Job:
Search the material for the string "title", then report how many lines hold it, with no other text.

_ _ _ _ _

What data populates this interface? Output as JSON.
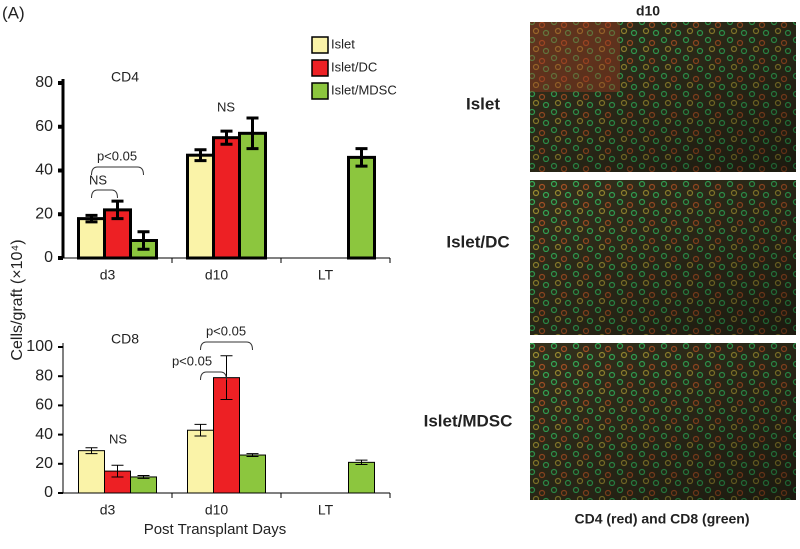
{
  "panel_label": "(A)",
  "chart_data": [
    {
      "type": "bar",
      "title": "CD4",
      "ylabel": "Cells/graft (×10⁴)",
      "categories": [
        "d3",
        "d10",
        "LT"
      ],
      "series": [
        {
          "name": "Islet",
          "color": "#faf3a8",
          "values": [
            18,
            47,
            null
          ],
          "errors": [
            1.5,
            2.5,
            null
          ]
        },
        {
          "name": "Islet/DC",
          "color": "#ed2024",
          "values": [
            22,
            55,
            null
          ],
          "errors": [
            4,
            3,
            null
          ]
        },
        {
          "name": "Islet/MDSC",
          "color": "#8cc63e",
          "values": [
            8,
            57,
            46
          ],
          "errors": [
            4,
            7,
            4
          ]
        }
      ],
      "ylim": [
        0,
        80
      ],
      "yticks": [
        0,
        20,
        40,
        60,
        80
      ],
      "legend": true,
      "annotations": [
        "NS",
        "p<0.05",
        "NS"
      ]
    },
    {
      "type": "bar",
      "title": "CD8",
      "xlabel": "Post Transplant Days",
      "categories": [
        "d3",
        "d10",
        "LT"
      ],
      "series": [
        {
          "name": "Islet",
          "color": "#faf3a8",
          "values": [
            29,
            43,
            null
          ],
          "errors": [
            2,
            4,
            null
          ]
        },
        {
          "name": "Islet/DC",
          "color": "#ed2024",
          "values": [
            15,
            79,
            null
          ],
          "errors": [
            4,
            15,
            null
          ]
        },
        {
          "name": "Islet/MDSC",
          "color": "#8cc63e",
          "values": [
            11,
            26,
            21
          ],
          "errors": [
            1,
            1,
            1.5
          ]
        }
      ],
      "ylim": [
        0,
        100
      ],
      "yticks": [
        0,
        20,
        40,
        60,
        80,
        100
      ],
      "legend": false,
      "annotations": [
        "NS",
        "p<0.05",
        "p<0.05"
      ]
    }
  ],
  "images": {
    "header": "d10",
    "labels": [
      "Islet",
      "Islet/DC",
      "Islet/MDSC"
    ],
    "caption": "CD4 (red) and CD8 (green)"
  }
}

_ _ _ _ _

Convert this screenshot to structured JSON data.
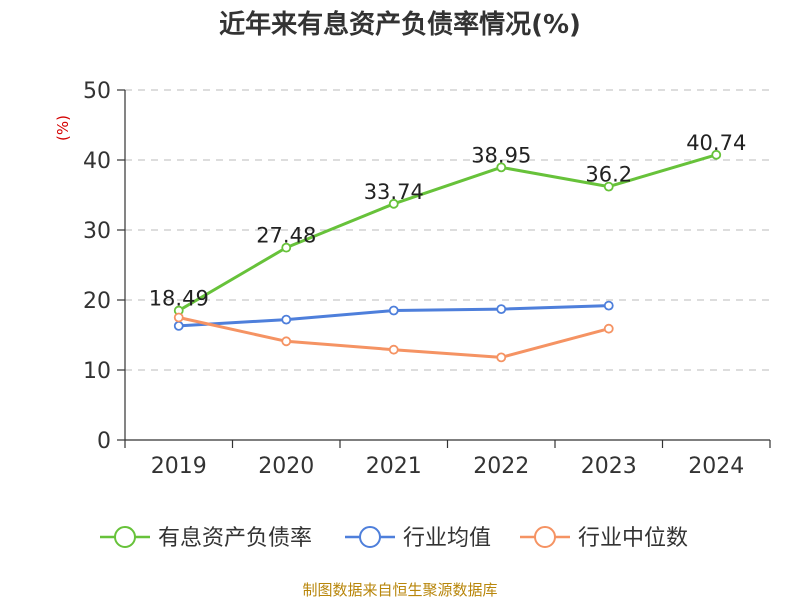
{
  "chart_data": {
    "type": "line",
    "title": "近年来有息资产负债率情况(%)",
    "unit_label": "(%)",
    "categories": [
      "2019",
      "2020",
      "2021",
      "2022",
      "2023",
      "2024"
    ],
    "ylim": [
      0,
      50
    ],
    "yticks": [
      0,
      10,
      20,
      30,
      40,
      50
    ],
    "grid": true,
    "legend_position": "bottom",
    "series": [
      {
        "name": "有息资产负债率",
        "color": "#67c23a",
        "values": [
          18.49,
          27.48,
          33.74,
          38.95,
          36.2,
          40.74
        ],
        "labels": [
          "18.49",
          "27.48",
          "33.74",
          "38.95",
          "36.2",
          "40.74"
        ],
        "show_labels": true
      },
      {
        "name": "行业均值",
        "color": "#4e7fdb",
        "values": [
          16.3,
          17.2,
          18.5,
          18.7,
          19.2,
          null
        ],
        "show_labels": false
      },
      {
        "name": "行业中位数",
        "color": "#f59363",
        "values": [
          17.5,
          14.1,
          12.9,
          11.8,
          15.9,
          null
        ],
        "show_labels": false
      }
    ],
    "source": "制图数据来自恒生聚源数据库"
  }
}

_ _ _ _ _

Solution to the problem:
3